** START Working data **
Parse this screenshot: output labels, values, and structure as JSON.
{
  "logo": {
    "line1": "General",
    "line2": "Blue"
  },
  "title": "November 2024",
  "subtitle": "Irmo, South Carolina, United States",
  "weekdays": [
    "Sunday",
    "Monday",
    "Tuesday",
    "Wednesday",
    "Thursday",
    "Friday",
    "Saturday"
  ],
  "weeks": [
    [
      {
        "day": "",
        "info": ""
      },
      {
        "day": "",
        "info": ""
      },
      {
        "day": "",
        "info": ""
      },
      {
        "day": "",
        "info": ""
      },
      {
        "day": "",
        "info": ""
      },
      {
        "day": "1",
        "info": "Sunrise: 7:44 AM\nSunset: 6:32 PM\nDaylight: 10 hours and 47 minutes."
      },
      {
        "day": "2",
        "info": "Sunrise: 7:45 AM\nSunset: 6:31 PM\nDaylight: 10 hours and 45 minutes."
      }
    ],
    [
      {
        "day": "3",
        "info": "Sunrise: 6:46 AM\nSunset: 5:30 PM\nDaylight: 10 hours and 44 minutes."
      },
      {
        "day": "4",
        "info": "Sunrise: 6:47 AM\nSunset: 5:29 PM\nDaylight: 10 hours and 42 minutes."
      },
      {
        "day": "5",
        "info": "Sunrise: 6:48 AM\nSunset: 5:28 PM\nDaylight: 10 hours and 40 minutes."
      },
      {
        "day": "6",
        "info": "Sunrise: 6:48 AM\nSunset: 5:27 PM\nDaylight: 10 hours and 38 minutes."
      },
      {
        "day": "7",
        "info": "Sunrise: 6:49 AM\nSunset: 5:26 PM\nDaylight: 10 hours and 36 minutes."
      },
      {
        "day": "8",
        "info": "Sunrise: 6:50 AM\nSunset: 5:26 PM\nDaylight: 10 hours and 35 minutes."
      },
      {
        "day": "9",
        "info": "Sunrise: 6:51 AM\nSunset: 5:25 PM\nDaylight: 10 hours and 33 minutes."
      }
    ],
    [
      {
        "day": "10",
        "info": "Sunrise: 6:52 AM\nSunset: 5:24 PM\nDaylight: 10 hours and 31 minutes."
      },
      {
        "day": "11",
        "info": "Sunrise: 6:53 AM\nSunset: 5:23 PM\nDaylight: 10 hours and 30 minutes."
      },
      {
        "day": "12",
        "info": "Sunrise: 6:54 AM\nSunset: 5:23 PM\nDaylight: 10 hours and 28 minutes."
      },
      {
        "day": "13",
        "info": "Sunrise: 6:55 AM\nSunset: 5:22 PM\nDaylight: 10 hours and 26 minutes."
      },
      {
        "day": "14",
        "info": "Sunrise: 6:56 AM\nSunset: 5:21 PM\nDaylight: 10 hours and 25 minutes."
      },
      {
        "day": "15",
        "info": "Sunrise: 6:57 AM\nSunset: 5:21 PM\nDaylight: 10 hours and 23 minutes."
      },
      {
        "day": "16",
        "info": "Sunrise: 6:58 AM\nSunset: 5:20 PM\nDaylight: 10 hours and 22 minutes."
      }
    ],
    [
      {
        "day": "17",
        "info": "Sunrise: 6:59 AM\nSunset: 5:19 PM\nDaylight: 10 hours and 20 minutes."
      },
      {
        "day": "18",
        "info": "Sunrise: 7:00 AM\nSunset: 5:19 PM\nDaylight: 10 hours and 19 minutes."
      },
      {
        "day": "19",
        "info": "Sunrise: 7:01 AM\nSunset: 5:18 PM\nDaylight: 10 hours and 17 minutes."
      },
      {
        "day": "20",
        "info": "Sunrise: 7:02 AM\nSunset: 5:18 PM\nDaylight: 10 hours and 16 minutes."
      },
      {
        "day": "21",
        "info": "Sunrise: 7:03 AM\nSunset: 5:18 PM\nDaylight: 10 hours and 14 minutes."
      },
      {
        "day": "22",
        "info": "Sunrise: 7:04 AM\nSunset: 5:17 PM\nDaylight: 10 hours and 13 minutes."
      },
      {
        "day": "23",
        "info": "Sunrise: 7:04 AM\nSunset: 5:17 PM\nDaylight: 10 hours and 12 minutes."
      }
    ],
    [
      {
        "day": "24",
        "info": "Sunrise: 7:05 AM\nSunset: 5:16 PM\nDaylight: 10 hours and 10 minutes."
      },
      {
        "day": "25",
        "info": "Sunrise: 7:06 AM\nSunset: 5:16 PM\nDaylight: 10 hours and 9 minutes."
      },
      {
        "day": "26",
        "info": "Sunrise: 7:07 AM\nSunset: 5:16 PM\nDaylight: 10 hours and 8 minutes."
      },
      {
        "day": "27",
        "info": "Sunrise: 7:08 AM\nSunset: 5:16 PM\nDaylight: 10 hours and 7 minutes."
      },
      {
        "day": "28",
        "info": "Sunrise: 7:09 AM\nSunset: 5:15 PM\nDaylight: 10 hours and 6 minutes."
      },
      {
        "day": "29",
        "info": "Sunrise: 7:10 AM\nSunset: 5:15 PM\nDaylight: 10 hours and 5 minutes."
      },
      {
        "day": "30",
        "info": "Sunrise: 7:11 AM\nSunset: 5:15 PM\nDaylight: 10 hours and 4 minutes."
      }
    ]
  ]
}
** END Working data **
● **Exercise**
Copy all the entries verbatim.

● **The result**
Parse this screenshot: output labels, values, and structure as JSON.
{
  "logo": {
    "line1": "General",
    "line2": "Blue"
  },
  "title": "November 2024",
  "subtitle": "Irmo, South Carolina, United States",
  "weekdays": [
    "Sunday",
    "Monday",
    "Tuesday",
    "Wednesday",
    "Thursday",
    "Friday",
    "Saturday"
  ],
  "weeks": [
    [
      {
        "day": "",
        "info": ""
      },
      {
        "day": "",
        "info": ""
      },
      {
        "day": "",
        "info": ""
      },
      {
        "day": "",
        "info": ""
      },
      {
        "day": "",
        "info": ""
      },
      {
        "day": "1",
        "info": "Sunrise: 7:44 AM\nSunset: 6:32 PM\nDaylight: 10 hours and 47 minutes."
      },
      {
        "day": "2",
        "info": "Sunrise: 7:45 AM\nSunset: 6:31 PM\nDaylight: 10 hours and 45 minutes."
      }
    ],
    [
      {
        "day": "3",
        "info": "Sunrise: 6:46 AM\nSunset: 5:30 PM\nDaylight: 10 hours and 44 minutes."
      },
      {
        "day": "4",
        "info": "Sunrise: 6:47 AM\nSunset: 5:29 PM\nDaylight: 10 hours and 42 minutes."
      },
      {
        "day": "5",
        "info": "Sunrise: 6:48 AM\nSunset: 5:28 PM\nDaylight: 10 hours and 40 minutes."
      },
      {
        "day": "6",
        "info": "Sunrise: 6:48 AM\nSunset: 5:27 PM\nDaylight: 10 hours and 38 minutes."
      },
      {
        "day": "7",
        "info": "Sunrise: 6:49 AM\nSunset: 5:26 PM\nDaylight: 10 hours and 36 minutes."
      },
      {
        "day": "8",
        "info": "Sunrise: 6:50 AM\nSunset: 5:26 PM\nDaylight: 10 hours and 35 minutes."
      },
      {
        "day": "9",
        "info": "Sunrise: 6:51 AM\nSunset: 5:25 PM\nDaylight: 10 hours and 33 minutes."
      }
    ],
    [
      {
        "day": "10",
        "info": "Sunrise: 6:52 AM\nSunset: 5:24 PM\nDaylight: 10 hours and 31 minutes."
      },
      {
        "day": "11",
        "info": "Sunrise: 6:53 AM\nSunset: 5:23 PM\nDaylight: 10 hours and 30 minutes."
      },
      {
        "day": "12",
        "info": "Sunrise: 6:54 AM\nSunset: 5:23 PM\nDaylight: 10 hours and 28 minutes."
      },
      {
        "day": "13",
        "info": "Sunrise: 6:55 AM\nSunset: 5:22 PM\nDaylight: 10 hours and 26 minutes."
      },
      {
        "day": "14",
        "info": "Sunrise: 6:56 AM\nSunset: 5:21 PM\nDaylight: 10 hours and 25 minutes."
      },
      {
        "day": "15",
        "info": "Sunrise: 6:57 AM\nSunset: 5:21 PM\nDaylight: 10 hours and 23 minutes."
      },
      {
        "day": "16",
        "info": "Sunrise: 6:58 AM\nSunset: 5:20 PM\nDaylight: 10 hours and 22 minutes."
      }
    ],
    [
      {
        "day": "17",
        "info": "Sunrise: 6:59 AM\nSunset: 5:19 PM\nDaylight: 10 hours and 20 minutes."
      },
      {
        "day": "18",
        "info": "Sunrise: 7:00 AM\nSunset: 5:19 PM\nDaylight: 10 hours and 19 minutes."
      },
      {
        "day": "19",
        "info": "Sunrise: 7:01 AM\nSunset: 5:18 PM\nDaylight: 10 hours and 17 minutes."
      },
      {
        "day": "20",
        "info": "Sunrise: 7:02 AM\nSunset: 5:18 PM\nDaylight: 10 hours and 16 minutes."
      },
      {
        "day": "21",
        "info": "Sunrise: 7:03 AM\nSunset: 5:18 PM\nDaylight: 10 hours and 14 minutes."
      },
      {
        "day": "22",
        "info": "Sunrise: 7:04 AM\nSunset: 5:17 PM\nDaylight: 10 hours and 13 minutes."
      },
      {
        "day": "23",
        "info": "Sunrise: 7:04 AM\nSunset: 5:17 PM\nDaylight: 10 hours and 12 minutes."
      }
    ],
    [
      {
        "day": "24",
        "info": "Sunrise: 7:05 AM\nSunset: 5:16 PM\nDaylight: 10 hours and 10 minutes."
      },
      {
        "day": "25",
        "info": "Sunrise: 7:06 AM\nSunset: 5:16 PM\nDaylight: 10 hours and 9 minutes."
      },
      {
        "day": "26",
        "info": "Sunrise: 7:07 AM\nSunset: 5:16 PM\nDaylight: 10 hours and 8 minutes."
      },
      {
        "day": "27",
        "info": "Sunrise: 7:08 AM\nSunset: 5:16 PM\nDaylight: 10 hours and 7 minutes."
      },
      {
        "day": "28",
        "info": "Sunrise: 7:09 AM\nSunset: 5:15 PM\nDaylight: 10 hours and 6 minutes."
      },
      {
        "day": "29",
        "info": "Sunrise: 7:10 AM\nSunset: 5:15 PM\nDaylight: 10 hours and 5 minutes."
      },
      {
        "day": "30",
        "info": "Sunrise: 7:11 AM\nSunset: 5:15 PM\nDaylight: 10 hours and 4 minutes."
      }
    ]
  ]
}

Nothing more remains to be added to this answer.